┌──

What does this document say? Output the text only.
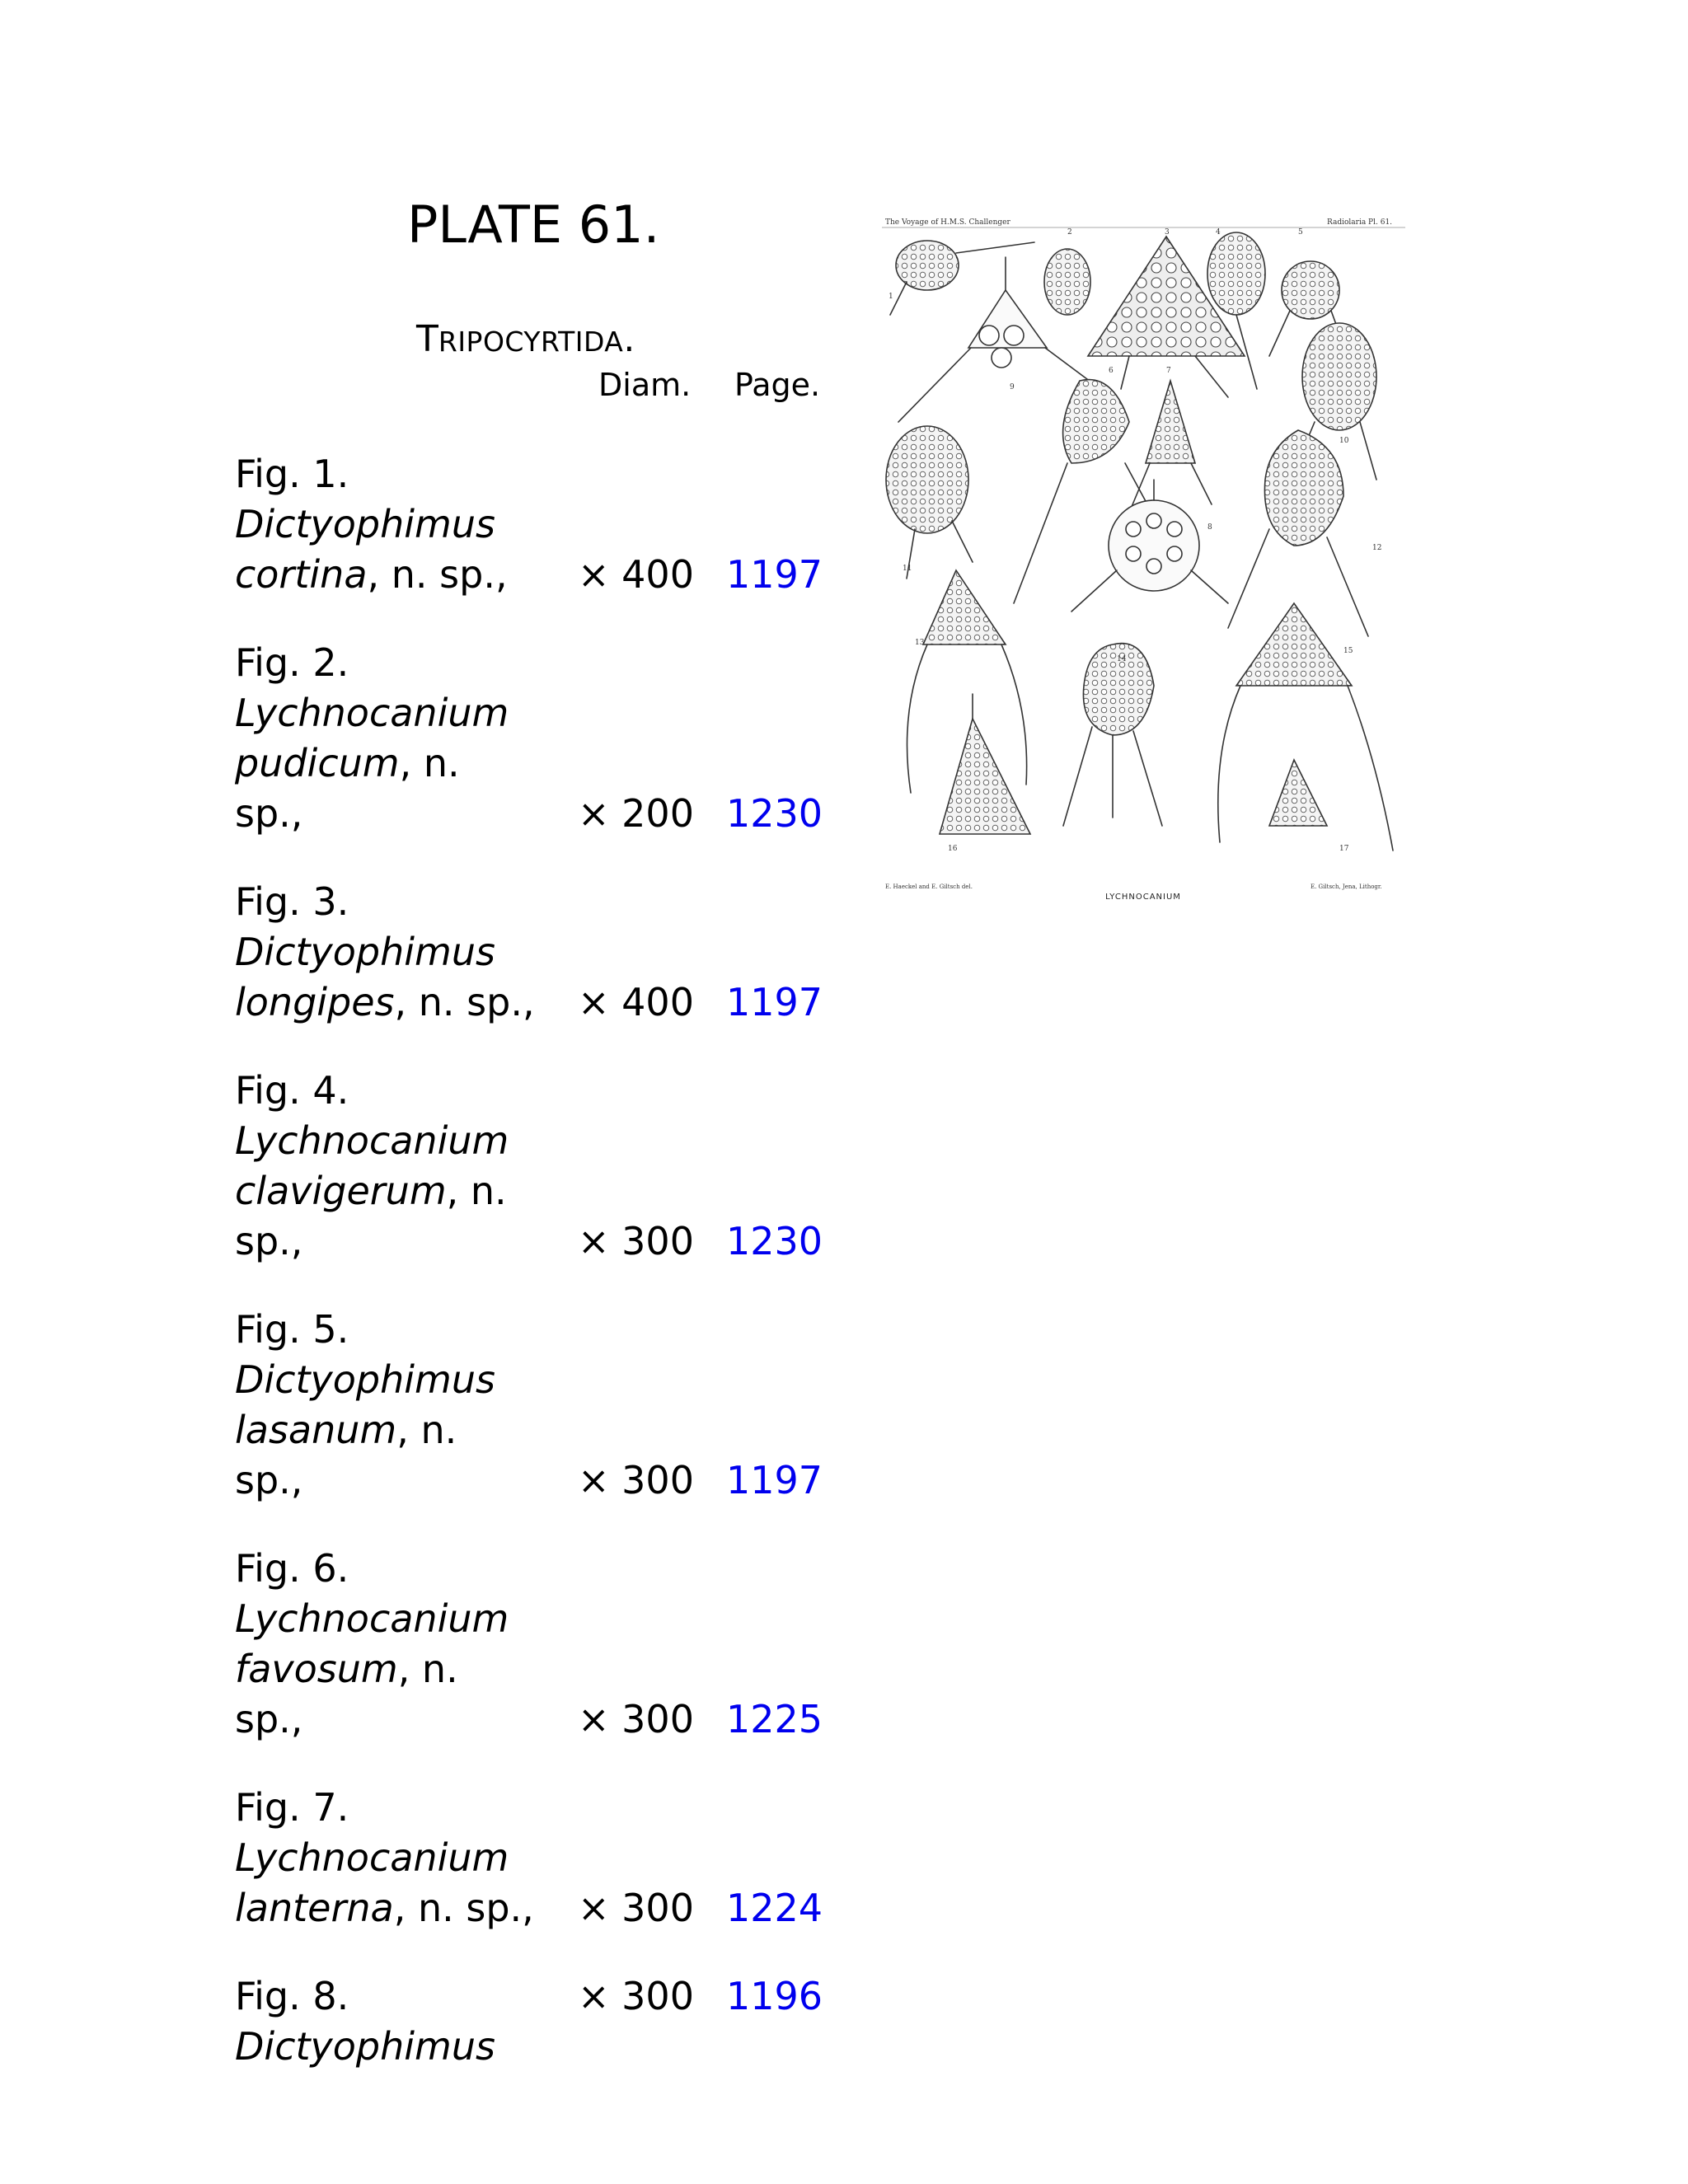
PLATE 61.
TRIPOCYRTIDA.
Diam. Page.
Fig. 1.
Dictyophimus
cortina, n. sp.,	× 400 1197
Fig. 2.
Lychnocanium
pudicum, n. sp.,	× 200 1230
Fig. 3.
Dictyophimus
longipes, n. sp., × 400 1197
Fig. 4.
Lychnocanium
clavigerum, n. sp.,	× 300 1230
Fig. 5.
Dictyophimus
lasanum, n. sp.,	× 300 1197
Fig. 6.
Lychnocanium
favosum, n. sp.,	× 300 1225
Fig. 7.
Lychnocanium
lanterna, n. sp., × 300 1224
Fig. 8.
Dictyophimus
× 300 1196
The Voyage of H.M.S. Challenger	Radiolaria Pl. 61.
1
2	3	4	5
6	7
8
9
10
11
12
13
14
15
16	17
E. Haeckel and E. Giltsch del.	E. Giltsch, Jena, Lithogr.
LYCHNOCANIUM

└──

Objective = Copy every record character for character. Skip the pictures.

Exercise solution =
What does this document say? Output the text only.
PLATE 61.
TRIPOCYRTIDA.
Diam. Page.
Fig. 1.
Dictyophimus
cortina, n. sp.,	× 400 1197
Fig. 2.
Lychnocanium
pudicum, n. sp.,	× 200 1230
Fig. 3.
Dictyophimus
longipes, n. sp., × 400 1197
Fig. 4.
Lychnocanium
clavigerum, n. sp.,	× 300 1230
Fig. 5.
Dictyophimus
lasanum, n. sp.,	× 300 1197
Fig. 6.
Lychnocanium
favosum, n. sp.,	× 300 1225
Fig. 7.
Lychnocanium
lanterna, n. sp., × 300 1224
Fig. 8.
Dictyophimus
× 300 1196
The Voyage of H.M.S. Challenger	Radiolaria Pl. 61.
1
2	3	4	5
6	7
8
9
10
11
12
13
14
15
16	17
E. Haeckel and E. Giltsch del.	E. Giltsch, Jena, Lithogr.
LYCHNOCANIUM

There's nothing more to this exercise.